## WHAT THE TASK REQUIRES
Below is a listing. Gather each line of it that contains "office".

## WORKING DATA
>> Begin
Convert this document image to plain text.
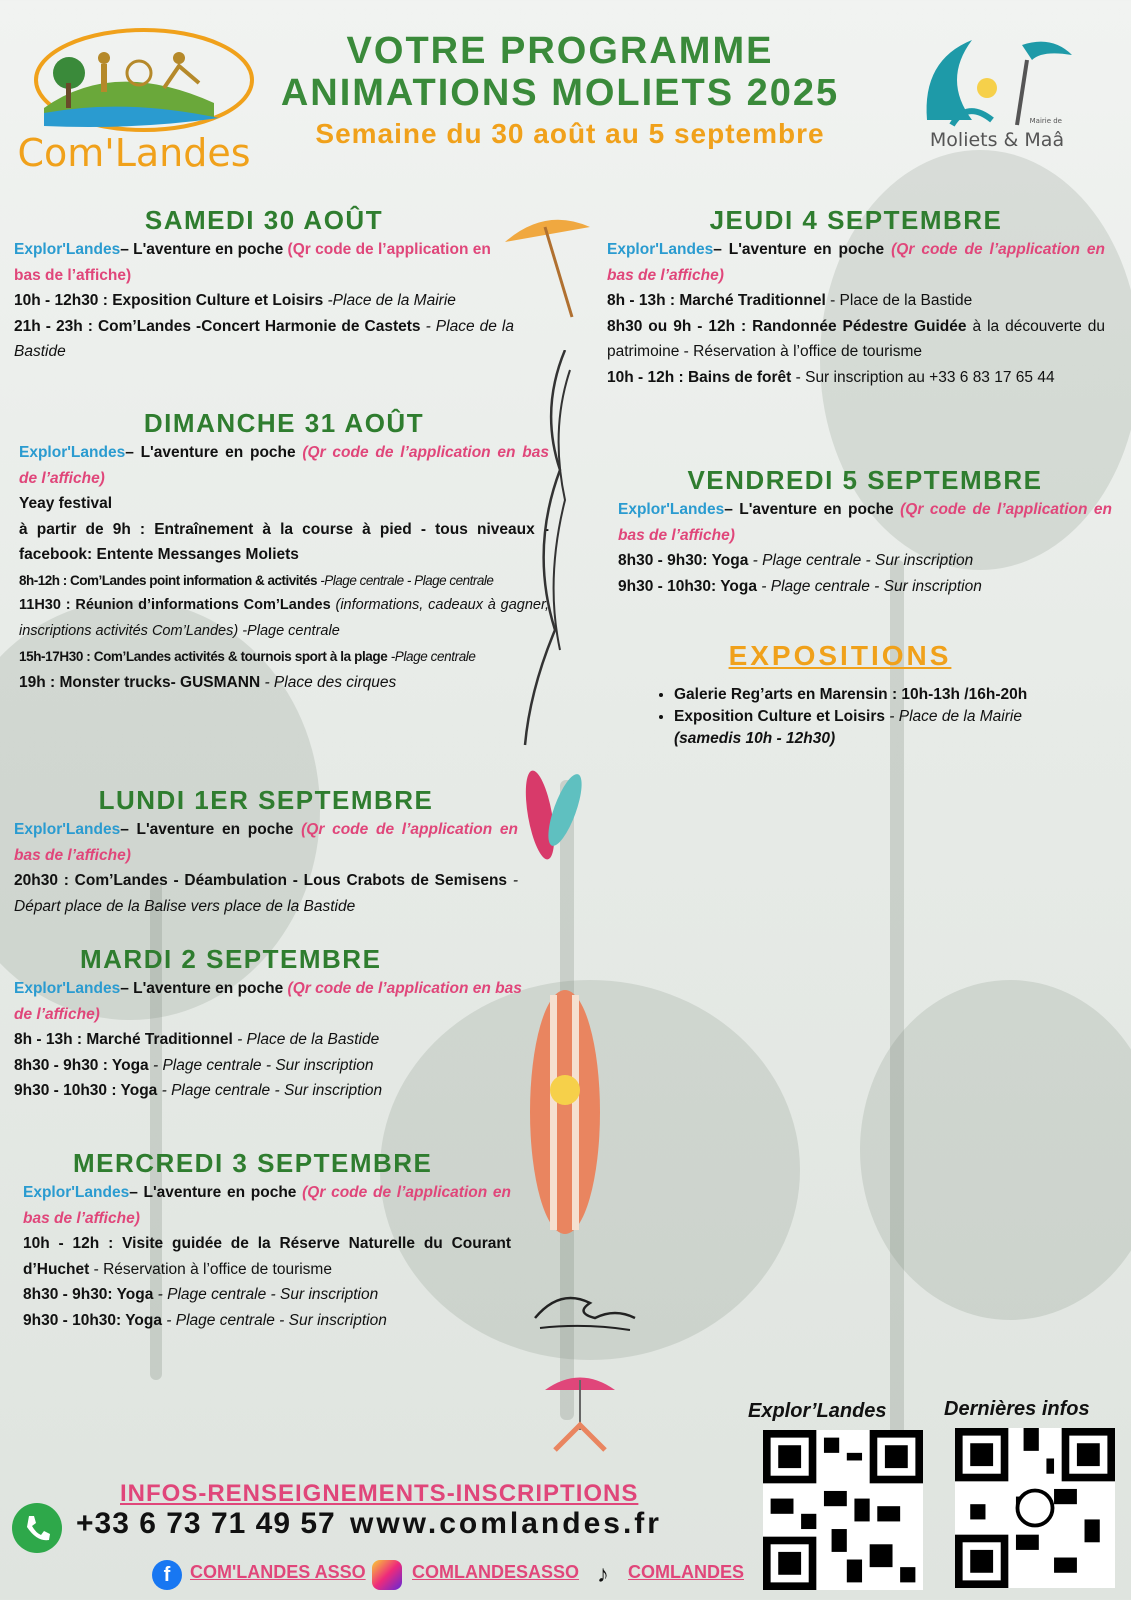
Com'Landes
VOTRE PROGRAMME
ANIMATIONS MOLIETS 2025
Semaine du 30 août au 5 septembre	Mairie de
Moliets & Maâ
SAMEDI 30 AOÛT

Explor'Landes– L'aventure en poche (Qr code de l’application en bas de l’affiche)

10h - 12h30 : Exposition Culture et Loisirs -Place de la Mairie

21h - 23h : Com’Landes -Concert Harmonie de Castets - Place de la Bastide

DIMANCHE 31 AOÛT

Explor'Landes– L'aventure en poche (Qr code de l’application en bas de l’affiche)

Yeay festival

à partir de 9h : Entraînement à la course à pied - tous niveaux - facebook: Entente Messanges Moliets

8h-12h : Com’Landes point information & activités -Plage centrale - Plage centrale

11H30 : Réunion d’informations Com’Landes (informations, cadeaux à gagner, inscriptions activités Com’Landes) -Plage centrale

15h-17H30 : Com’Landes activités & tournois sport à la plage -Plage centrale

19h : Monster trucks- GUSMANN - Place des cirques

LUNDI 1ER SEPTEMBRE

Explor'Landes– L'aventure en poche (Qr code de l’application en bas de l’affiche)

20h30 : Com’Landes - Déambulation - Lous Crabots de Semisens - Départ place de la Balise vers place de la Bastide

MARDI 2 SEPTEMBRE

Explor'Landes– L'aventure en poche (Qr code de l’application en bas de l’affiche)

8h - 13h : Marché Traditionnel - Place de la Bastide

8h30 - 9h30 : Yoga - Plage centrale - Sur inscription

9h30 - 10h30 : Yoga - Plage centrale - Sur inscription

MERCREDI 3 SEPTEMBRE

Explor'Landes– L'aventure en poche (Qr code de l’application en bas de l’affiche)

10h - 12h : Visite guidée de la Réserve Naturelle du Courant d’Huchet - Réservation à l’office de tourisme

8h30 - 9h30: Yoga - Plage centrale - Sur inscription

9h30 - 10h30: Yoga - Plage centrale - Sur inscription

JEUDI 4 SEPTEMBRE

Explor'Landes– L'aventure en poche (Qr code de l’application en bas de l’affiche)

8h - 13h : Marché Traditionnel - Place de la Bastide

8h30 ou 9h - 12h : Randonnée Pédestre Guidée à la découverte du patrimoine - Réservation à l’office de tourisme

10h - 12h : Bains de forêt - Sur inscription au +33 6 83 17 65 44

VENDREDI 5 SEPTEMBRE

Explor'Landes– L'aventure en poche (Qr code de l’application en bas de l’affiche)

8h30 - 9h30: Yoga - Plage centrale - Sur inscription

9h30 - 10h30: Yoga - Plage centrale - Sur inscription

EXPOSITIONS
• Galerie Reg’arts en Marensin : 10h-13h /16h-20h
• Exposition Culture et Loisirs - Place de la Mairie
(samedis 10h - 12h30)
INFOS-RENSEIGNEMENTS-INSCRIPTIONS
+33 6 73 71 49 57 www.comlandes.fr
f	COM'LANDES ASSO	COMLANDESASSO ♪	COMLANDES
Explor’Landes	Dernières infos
>> End
>> Begin
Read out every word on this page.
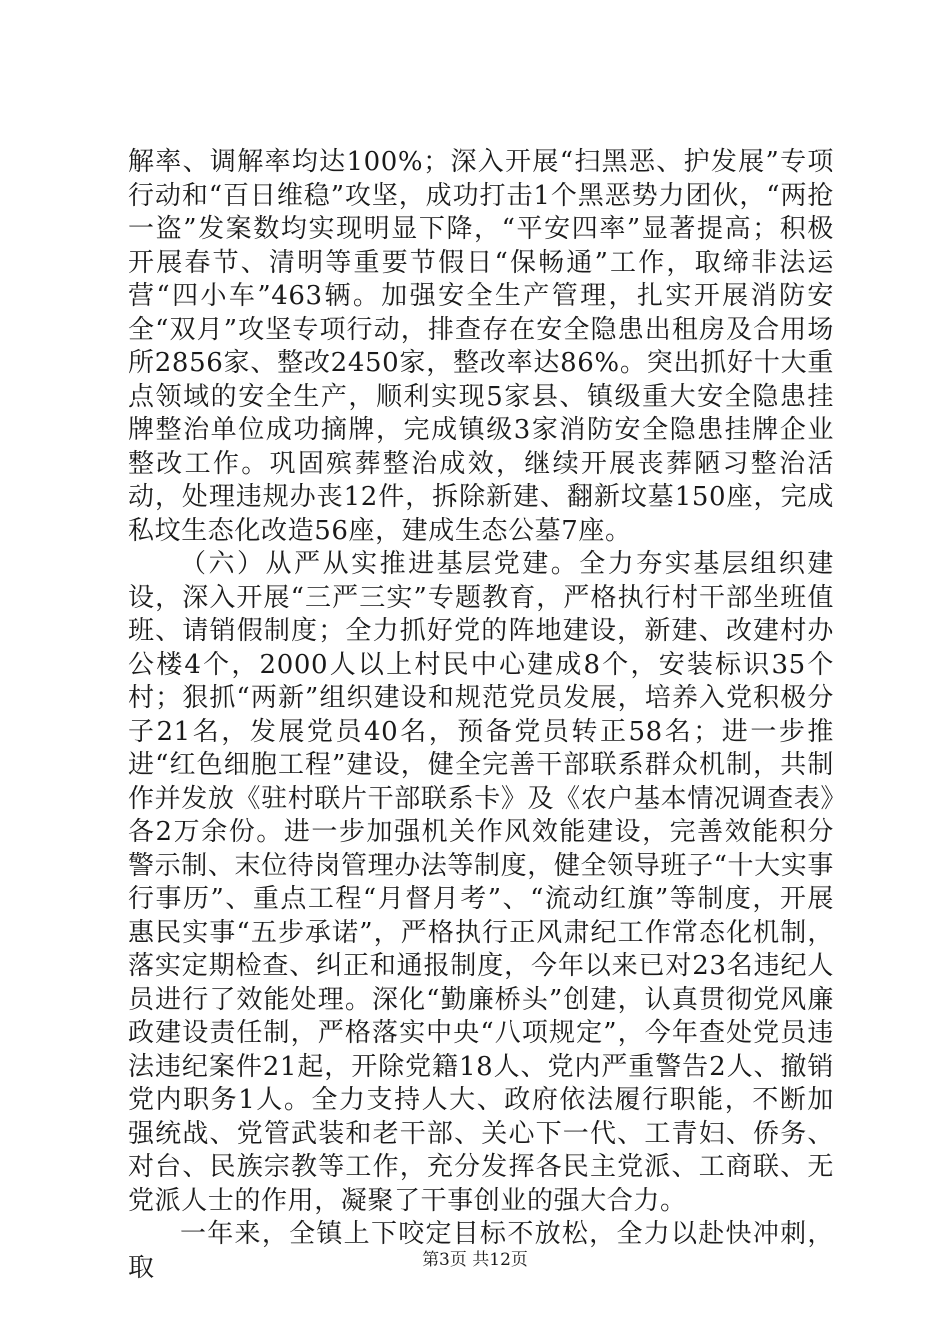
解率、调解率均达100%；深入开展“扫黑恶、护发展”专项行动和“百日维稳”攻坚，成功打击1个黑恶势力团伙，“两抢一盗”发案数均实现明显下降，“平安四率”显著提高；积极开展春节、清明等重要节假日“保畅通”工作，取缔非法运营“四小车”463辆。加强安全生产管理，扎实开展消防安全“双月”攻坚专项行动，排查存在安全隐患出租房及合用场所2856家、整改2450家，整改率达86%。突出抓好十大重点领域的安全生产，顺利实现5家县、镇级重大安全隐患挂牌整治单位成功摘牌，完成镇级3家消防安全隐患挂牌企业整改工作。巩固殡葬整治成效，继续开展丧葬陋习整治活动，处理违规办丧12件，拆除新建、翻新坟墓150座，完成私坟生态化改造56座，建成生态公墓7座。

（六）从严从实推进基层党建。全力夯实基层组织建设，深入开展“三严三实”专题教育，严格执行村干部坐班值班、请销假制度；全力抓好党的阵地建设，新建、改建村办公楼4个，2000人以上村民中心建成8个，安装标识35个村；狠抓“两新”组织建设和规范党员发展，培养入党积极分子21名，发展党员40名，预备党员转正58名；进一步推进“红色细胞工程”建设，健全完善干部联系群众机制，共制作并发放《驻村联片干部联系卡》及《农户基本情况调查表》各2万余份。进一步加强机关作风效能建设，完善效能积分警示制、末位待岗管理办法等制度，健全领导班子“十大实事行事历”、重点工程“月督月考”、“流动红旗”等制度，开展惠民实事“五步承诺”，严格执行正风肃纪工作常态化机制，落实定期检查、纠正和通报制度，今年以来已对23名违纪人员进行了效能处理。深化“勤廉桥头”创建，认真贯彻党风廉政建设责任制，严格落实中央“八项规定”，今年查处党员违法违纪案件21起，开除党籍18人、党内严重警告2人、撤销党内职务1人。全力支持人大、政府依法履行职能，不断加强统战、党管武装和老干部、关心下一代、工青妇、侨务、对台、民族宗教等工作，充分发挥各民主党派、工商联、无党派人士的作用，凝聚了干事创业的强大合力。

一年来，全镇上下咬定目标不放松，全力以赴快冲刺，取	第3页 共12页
>> End
## SOLUTION TO THIS EXERCISE
10h - 12h : Visite guidée de la Réserve Naturelle du Courant d’Huchet - Réservation à l’office de tourisme
8h30 ou 9h - 12h : Randonnée Pédestre Guidée à la découverte du patrimoine - Réservation à l’office de tourisme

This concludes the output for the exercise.